→ AUFGABEN
(1) Passen die Aussagen (a), (b) und (c) zum Text über Super-Apps? Antworte jeweils mit Ja oder Nein und zitiere die entscheidenden Worte aus dem Text wörtlich.
(a) Die Ant Group hat ihren Sitz in Hangzhou.
(b) Den Mobile Finance Report 2020 hat Adjust allein veröffentlicht.
(c) Mehr als eine Milliarde Nutzer bezahlen regelmäßig mobil mit Alipay.
(2) Schreib aus dem Text über Super-Apps alles von „Alipay ist neben“ bis hinunter zu „Fintech-Sektor werden könnten.“ wortgetreu ab.
(3) Fasse den Absatz im Text über Super-Apps, der mit „Alipay ist neben WeChat“ beginnt, als kurze Liste zusammen und behalte dabei die wichtigsten Fakten bei.

→ TEXTAUSZUG
* * *

Wie sich Super-Apps in der Fintech-Welt breit machen
Dieses Jahr schaut jeder, der sich für Fintech interessiert – Richtung Hangzhou, China. Denn dort sitzt die Ant Group, die mit dem Bezahl-Dienst Alipay in China groß wurde und sich bei einem Doppel-IPO in Shanghai und Hongkong noch dieses Jahr eine Bewertung von 200 Milliarden Dollar abholen will. Der große Wert der Ant Group liegt nicht nur in der mehr als einer Milliarde Nutzer, die Alipay regelmäßig zum mobilen Bezahlen verwenden, sondern mittlerweile in einem ganzen Ökosystem von Finanzdienstleistungen, die das chinesische Fintech rund um die Payment-Funktion aufgebaut hat – inklusive Vermögensverwaltung, Krediten und Banking.
Alipay ist neben WeChat eine der so genannten Super-Apps, die für immer mehr Furore sorgen. „Super-Apps gehören nach wie vor zu den Top-Trends im Mobile-Bereich. Asien hat die Super-App über große Namen wie WeChat und KakaoTalk groß gemacht, aber andere Regionen holen auf“, heißt es im neuen Mobile Finance Report 2020, den Adjust und Apptopia gemeinsam veröffentlicht haben. Neben den asiatischen Größen nennen sie etwa auch Revolut aus Großbritannien oder Zalo der vietnamesischen VNG Corporation, die auf dem Weg zur Super-App sind – und eine disruptive Kraft im Fintech-Sektor werden könnten.

* * *

→ MATERIAL
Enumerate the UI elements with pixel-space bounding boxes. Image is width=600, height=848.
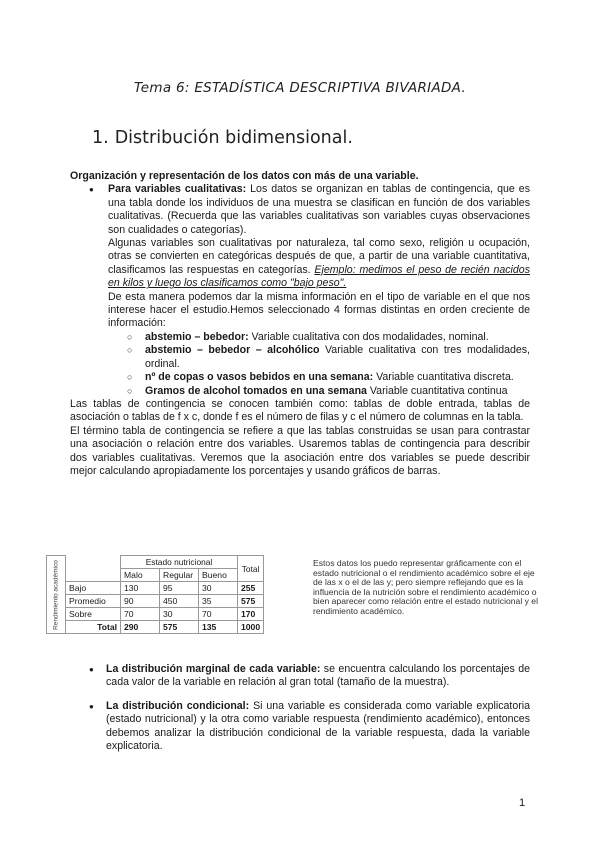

* * *

→ LÖSUNGEN
(1)
(a) Ja: „Richtung Hangzhou, China. Denn dort sitzt die Ant Group“
(b) Nein: „den Adjust und Apptopia gemeinsam veröffentlicht haben“
(c) Ja: „mehr als einer Milliarde Nutzer, die Alipay regelmäßig zum mobilen Bezahlen verwenden“

(2)
Alipay ist neben WeChat eine der so genannten Super-Apps, die für immer mehr Furore sorgen. „Super-Apps gehören nach wie vor zu den Top-Trends im Mobile-Bereich. Asien hat die Super-App über große Namen wie WeChat und KakaoTalk groß gemacht, aber andere Regionen holen auf“, heißt es im neuen Mobile Finance Report 2020, den Adjust und Apptopia gemeinsam veröffentlicht haben. Neben den asiatischen Größen nennen sie etwa auch Revolut aus Großbritannien oder Zalo der vietnamesischen VNG Corporation, die auf dem Weg zur Super-App sind – und eine disruptive Kraft im Fintech-Sektor werden könnten.

(3)
- Alipay gehört neben WeChat zu den Super-Apps, die immer mehr Furore sorgen.
- Laut dem Mobile Finance Report 2020 von Adjust und Apptopia zählen Super-Apps weiter zu den Top-Trends im Mobile-Bereich.
- Asien hat die Super-App mit WeChat und KakaoTalk groß gemacht, andere Regionen holen auf.
- Auch Revolut aus Großbritannien und Zalo der vietnamesischen VNG Corporation sind auf dem Weg zur Super-App und könnten eine disruptive Kraft im Fintech-Sektor werden.